§ Source material:
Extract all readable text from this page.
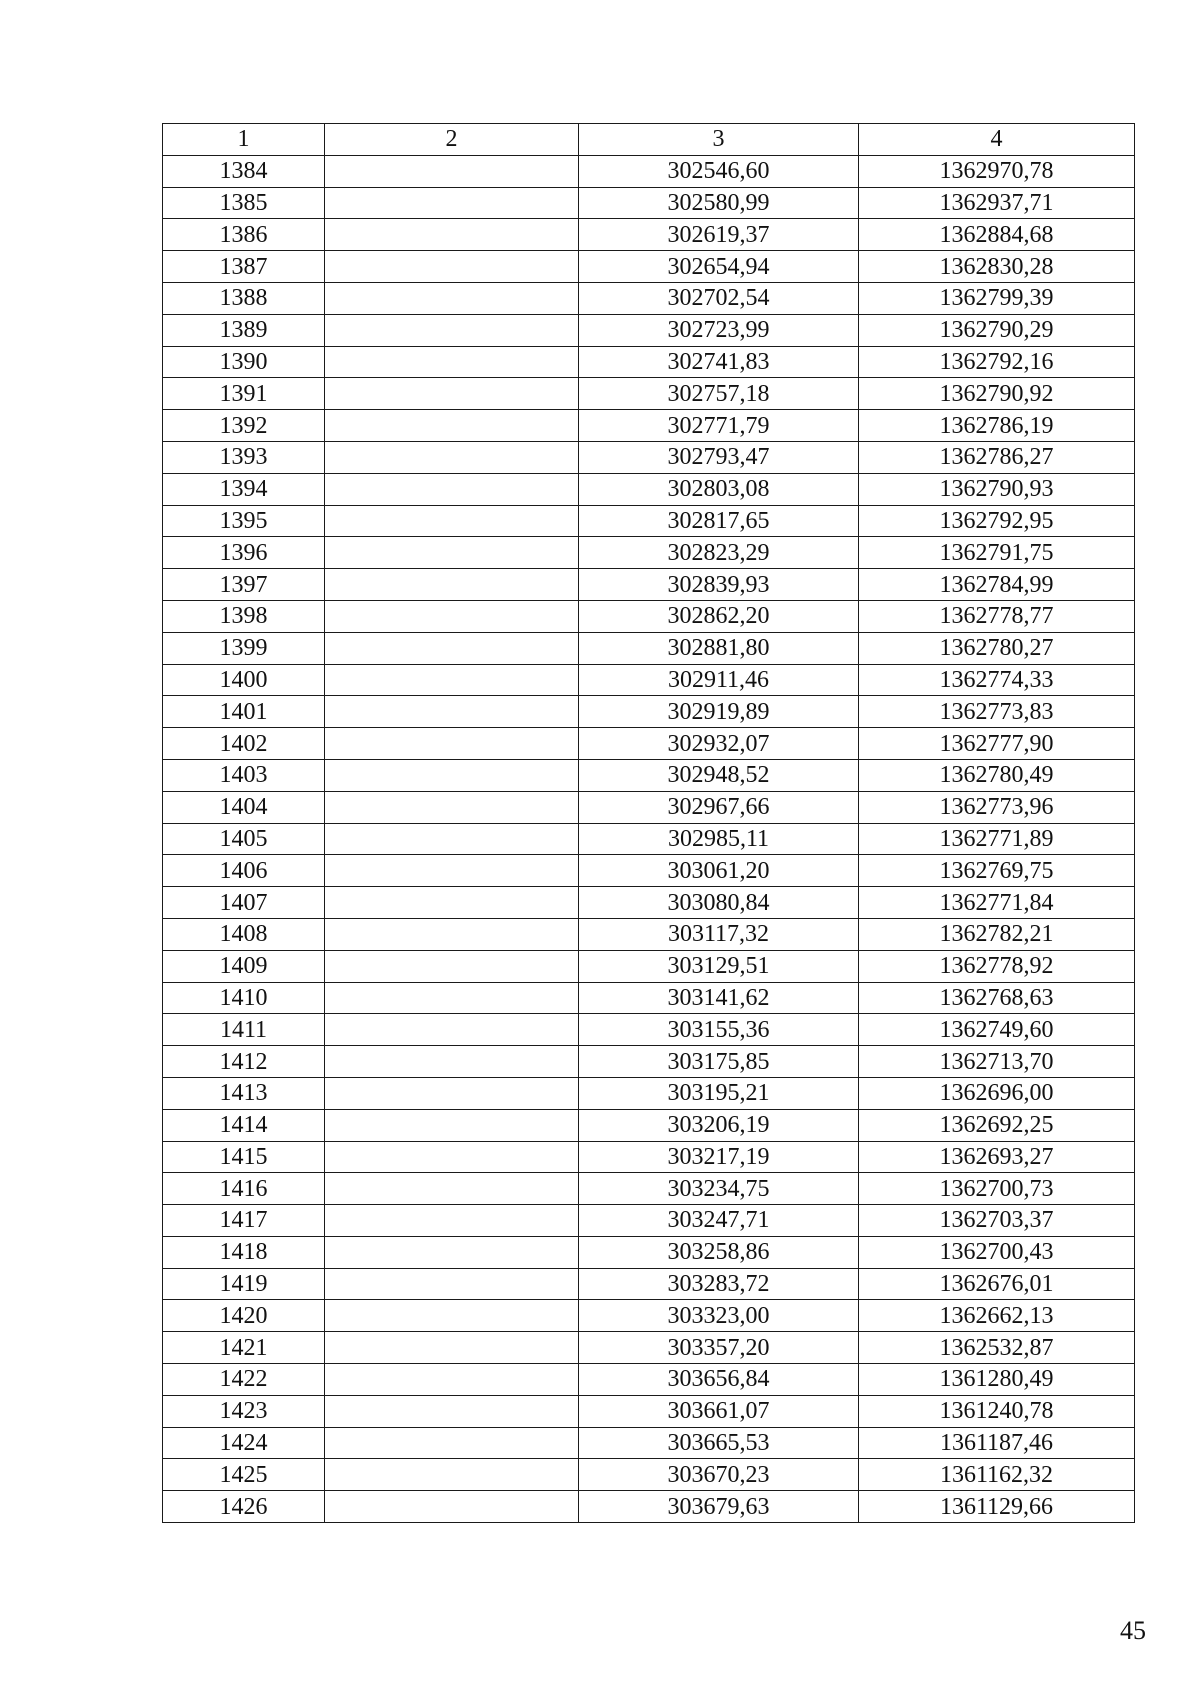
1	2	3	4
1384		302546,60	1362970,78
1385		302580,99	1362937,71
1386		302619,37	1362884,68
1387		302654,94	1362830,28
1388		302702,54	1362799,39
1389		302723,99	1362790,29
1390		302741,83	1362792,16
1391		302757,18	1362790,92
1392		302771,79	1362786,19
1393		302793,47	1362786,27
1394		302803,08	1362790,93
1395		302817,65	1362792,95
1396		302823,29	1362791,75
1397		302839,93	1362784,99
1398		302862,20	1362778,77
1399		302881,80	1362780,27
1400		302911,46	1362774,33
1401		302919,89	1362773,83
1402		302932,07	1362777,90
1403		302948,52	1362780,49
1404		302967,66	1362773,96
1405		302985,11	1362771,89
1406		303061,20	1362769,75
1407		303080,84	1362771,84
1408		303117,32	1362782,21
1409		303129,51	1362778,92
1410		303141,62	1362768,63
1411		303155,36	1362749,60
1412		303175,85	1362713,70
1413		303195,21	1362696,00
1414		303206,19	1362692,25
1415		303217,19	1362693,27
1416		303234,75	1362700,73
1417		303247,71	1362703,37
1418		303258,86	1362700,43
1419		303283,72	1362676,01
1420		303323,00	1362662,13
1421		303357,20	1362532,87
1422		303656,84	1361280,49
1423		303661,07	1361240,78
1424		303665,53	1361187,46
1425		303670,23	1361162,32
1426		303679,63	1361129,66
45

§ Exercise: Reproduce the full material exactly, excluding the pictures.

§ Answer to this task:
Extract all readable text from this page.
1	2	3	4
1384		302546,60	1362970,78
1385		302580,99	1362937,71
1386		302619,37	1362884,68
1387		302654,94	1362830,28
1388		302702,54	1362799,39
1389		302723,99	1362790,29
1390		302741,83	1362792,16
1391		302757,18	1362790,92
1392		302771,79	1362786,19
1393		302793,47	1362786,27
1394		302803,08	1362790,93
1395		302817,65	1362792,95
1396		302823,29	1362791,75
1397		302839,93	1362784,99
1398		302862,20	1362778,77
1399		302881,80	1362780,27
1400		302911,46	1362774,33
1401		302919,89	1362773,83
1402		302932,07	1362777,90
1403		302948,52	1362780,49
1404		302967,66	1362773,96
1405		302985,11	1362771,89
1406		303061,20	1362769,75
1407		303080,84	1362771,84
1408		303117,32	1362782,21
1409		303129,51	1362778,92
1410		303141,62	1362768,63
1411		303155,36	1362749,60
1412		303175,85	1362713,70
1413		303195,21	1362696,00
1414		303206,19	1362692,25
1415		303217,19	1362693,27
1416		303234,75	1362700,73
1417		303247,71	1362703,37
1418		303258,86	1362700,43
1419		303283,72	1362676,01
1420		303323,00	1362662,13
1421		303357,20	1362532,87
1422		303656,84	1361280,49
1423		303661,07	1361240,78
1424		303665,53	1361187,46
1425		303670,23	1361162,32
1426		303679,63	1361129,66
45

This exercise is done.